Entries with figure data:
****
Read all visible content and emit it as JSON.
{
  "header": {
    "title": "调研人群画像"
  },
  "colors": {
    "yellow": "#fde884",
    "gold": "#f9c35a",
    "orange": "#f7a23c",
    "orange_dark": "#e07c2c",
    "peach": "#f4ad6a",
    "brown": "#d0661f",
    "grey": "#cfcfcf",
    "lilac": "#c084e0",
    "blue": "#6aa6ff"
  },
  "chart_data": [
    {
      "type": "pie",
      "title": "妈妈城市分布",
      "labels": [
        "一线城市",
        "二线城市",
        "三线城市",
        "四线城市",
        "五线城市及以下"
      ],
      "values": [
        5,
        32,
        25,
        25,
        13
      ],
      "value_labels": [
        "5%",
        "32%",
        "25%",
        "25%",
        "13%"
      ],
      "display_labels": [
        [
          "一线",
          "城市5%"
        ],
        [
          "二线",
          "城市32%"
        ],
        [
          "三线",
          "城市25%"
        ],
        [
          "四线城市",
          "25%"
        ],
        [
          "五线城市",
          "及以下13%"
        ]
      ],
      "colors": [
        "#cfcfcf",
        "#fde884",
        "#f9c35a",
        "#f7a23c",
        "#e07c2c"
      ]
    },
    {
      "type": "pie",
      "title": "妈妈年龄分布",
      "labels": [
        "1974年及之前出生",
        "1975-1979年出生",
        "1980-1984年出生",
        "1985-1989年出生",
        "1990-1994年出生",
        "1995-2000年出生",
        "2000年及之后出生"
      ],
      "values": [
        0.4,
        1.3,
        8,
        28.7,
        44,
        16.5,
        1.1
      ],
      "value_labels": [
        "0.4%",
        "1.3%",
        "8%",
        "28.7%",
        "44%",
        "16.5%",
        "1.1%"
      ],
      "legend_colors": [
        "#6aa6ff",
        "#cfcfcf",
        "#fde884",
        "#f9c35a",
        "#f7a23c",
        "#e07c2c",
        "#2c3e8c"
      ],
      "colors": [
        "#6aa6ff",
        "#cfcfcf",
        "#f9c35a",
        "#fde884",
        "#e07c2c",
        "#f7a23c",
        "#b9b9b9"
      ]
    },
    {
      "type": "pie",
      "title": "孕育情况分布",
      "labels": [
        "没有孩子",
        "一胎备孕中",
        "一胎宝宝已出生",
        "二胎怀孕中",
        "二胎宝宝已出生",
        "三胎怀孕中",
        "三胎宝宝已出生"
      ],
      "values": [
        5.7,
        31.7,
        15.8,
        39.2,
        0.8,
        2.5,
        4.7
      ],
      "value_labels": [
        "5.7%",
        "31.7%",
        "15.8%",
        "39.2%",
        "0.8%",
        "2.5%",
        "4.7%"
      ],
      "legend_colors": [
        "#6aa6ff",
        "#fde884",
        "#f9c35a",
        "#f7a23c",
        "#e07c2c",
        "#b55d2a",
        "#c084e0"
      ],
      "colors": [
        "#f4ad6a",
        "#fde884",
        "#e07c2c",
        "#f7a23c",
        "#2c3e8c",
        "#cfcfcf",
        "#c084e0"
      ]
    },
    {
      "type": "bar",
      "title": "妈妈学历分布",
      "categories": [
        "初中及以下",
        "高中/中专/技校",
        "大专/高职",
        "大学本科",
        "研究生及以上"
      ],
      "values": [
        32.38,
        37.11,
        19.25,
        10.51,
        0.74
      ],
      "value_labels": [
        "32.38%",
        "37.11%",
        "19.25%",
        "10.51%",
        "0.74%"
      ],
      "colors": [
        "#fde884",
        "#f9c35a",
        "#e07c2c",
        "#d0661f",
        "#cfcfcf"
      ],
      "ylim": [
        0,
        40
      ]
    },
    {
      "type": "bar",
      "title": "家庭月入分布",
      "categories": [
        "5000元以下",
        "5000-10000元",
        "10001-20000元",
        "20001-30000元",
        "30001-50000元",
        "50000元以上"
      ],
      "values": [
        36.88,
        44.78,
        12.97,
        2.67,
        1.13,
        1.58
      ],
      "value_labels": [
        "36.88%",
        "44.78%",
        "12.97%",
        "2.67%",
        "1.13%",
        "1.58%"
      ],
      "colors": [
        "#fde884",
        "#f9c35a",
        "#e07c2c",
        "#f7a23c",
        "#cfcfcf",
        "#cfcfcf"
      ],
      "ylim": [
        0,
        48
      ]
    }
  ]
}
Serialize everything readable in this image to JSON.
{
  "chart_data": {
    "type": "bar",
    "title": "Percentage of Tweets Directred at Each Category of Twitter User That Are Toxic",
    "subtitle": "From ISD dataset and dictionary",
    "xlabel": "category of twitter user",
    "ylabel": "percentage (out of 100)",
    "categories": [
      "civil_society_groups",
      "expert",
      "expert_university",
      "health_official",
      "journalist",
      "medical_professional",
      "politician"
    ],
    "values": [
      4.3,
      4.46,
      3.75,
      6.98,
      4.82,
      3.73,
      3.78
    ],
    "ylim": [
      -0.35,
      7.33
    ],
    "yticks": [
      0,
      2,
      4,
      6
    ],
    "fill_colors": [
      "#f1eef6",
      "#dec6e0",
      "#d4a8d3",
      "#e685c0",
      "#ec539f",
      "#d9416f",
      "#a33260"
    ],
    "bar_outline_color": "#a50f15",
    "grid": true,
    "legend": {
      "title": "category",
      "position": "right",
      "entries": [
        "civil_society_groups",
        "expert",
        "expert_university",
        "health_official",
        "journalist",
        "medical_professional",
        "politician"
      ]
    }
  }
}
****
WHAT IS EXPECTED:
Write out all records exactly, keeping every detail.

SOLUTION TO THIS EXERCISE:
Read all visible content and emit it as JSON.
{
  "header": {
    "title": "调研人群画像"
  },
  "colors": {
    "yellow": "#fde884",
    "gold": "#f9c35a",
    "orange": "#f7a23c",
    "orange_dark": "#e07c2c",
    "peach": "#f4ad6a",
    "brown": "#d0661f",
    "grey": "#cfcfcf",
    "lilac": "#c084e0",
    "blue": "#6aa6ff"
  },
  "chart_data": [
    {
      "type": "pie",
      "title": "妈妈城市分布",
      "labels": [
        "一线城市",
        "二线城市",
        "三线城市",
        "四线城市",
        "五线城市及以下"
      ],
      "values": [
        5,
        32,
        25,
        25,
        13
      ],
      "value_labels": [
        "5%",
        "32%",
        "25%",
        "25%",
        "13%"
      ],
      "display_labels": [
        [
          "一线",
          "城市5%"
        ],
        [
          "二线",
          "城市32%"
        ],
        [
          "三线",
          "城市25%"
        ],
        [
          "四线城市",
          "25%"
        ],
        [
          "五线城市",
          "及以下13%"
        ]
      ],
      "colors": [
        "#cfcfcf",
        "#fde884",
        "#f9c35a",
        "#f7a23c",
        "#e07c2c"
      ]
    },
    {
      "type": "pie",
      "title": "妈妈年龄分布",
      "labels": [
        "1974年及之前出生",
        "1975-1979年出生",
        "1980-1984年出生",
        "1985-1989年出生",
        "1990-1994年出生",
        "1995-2000年出生",
        "2000年及之后出生"
      ],
      "values": [
        0.4,
        1.3,
        8,
        28.7,
        44,
        16.5,
        1.1
      ],
      "value_labels": [
        "0.4%",
        "1.3%",
        "8%",
        "28.7%",
        "44%",
        "16.5%",
        "1.1%"
      ],
      "legend_colors": [
        "#6aa6ff",
        "#cfcfcf",
        "#fde884",
        "#f9c35a",
        "#f7a23c",
        "#e07c2c",
        "#2c3e8c"
      ],
      "colors": [
        "#6aa6ff",
        "#cfcfcf",
        "#f9c35a",
        "#fde884",
        "#e07c2c",
        "#f7a23c",
        "#b9b9b9"
      ]
    },
    {
      "type": "pie",
      "title": "孕育情况分布",
      "labels": [
        "没有孩子",
        "一胎备孕中",
        "一胎宝宝已出生",
        "二胎怀孕中",
        "二胎宝宝已出生",
        "三胎怀孕中",
        "三胎宝宝已出生"
      ],
      "values": [
        5.7,
        31.7,
        15.8,
        39.2,
        0.8,
        2.5,
        4.7
      ],
      "value_labels": [
        "5.7%",
        "31.7%",
        "15.8%",
        "39.2%",
        "0.8%",
        "2.5%",
        "4.7%"
      ],
      "legend_colors": [
        "#6aa6ff",
        "#fde884",
        "#f9c35a",
        "#f7a23c",
        "#e07c2c",
        "#b55d2a",
        "#c084e0"
      ],
      "colors": [
        "#f4ad6a",
        "#fde884",
        "#e07c2c",
        "#f7a23c",
        "#2c3e8c",
        "#cfcfcf",
        "#c084e0"
      ]
    },
    {
      "type": "bar",
      "title": "妈妈学历分布",
      "categories": [
        "初中及以下",
        "高中/中专/技校",
        "大专/高职",
        "大学本科",
        "研究生及以上"
      ],
      "values": [
        32.38,
        37.11,
        19.25,
        10.51,
        0.74
      ],
      "value_labels": [
        "32.38%",
        "37.11%",
        "19.25%",
        "10.51%",
        "0.74%"
      ],
      "colors": [
        "#fde884",
        "#f9c35a",
        "#e07c2c",
        "#d0661f",
        "#cfcfcf"
      ],
      "ylim": [
        0,
        40
      ]
    },
    {
      "type": "bar",
      "title": "家庭月入分布",
      "categories": [
        "5000元以下",
        "5000-10000元",
        "10001-20000元",
        "20001-30000元",
        "30001-50000元",
        "50000元以上"
      ],
      "values": [
        36.88,
        44.78,
        12.97,
        2.67,
        1.13,
        1.58
      ],
      "value_labels": [
        "36.88%",
        "44.78%",
        "12.97%",
        "2.67%",
        "1.13%",
        "1.58%"
      ],
      "colors": [
        "#fde884",
        "#f9c35a",
        "#e07c2c",
        "#f7a23c",
        "#cfcfcf",
        "#cfcfcf"
      ],
      "ylim": [
        0,
        48
      ]
    }
  ]
}
Serialize everything readable in this image to JSON.
{
  "chart_data": {
    "type": "bar",
    "title": "Percentage of Tweets Directred at Each Category of Twitter User That Are Toxic",
    "subtitle": "From ISD dataset and dictionary",
    "xlabel": "category of twitter user",
    "ylabel": "percentage (out of 100)",
    "categories": [
      "civil_society_groups",
      "expert",
      "expert_university",
      "health_official",
      "journalist",
      "medical_professional",
      "politician"
    ],
    "values": [
      4.3,
      4.46,
      3.75,
      6.98,
      4.82,
      3.73,
      3.78
    ],
    "ylim": [
      -0.35,
      7.33
    ],
    "yticks": [
      0,
      2,
      4,
      6
    ],
    "fill_colors": [
      "#f1eef6",
      "#dec6e0",
      "#d4a8d3",
      "#e685c0",
      "#ec539f",
      "#d9416f",
      "#a33260"
    ],
    "bar_outline_color": "#a50f15",
    "grid": true,
    "legend": {
      "title": "category",
      "position": "right",
      "entries": [
        "civil_society_groups",
        "expert",
        "expert_university",
        "health_official",
        "journalist",
        "medical_professional",
        "politician"
      ]
    }
  }
}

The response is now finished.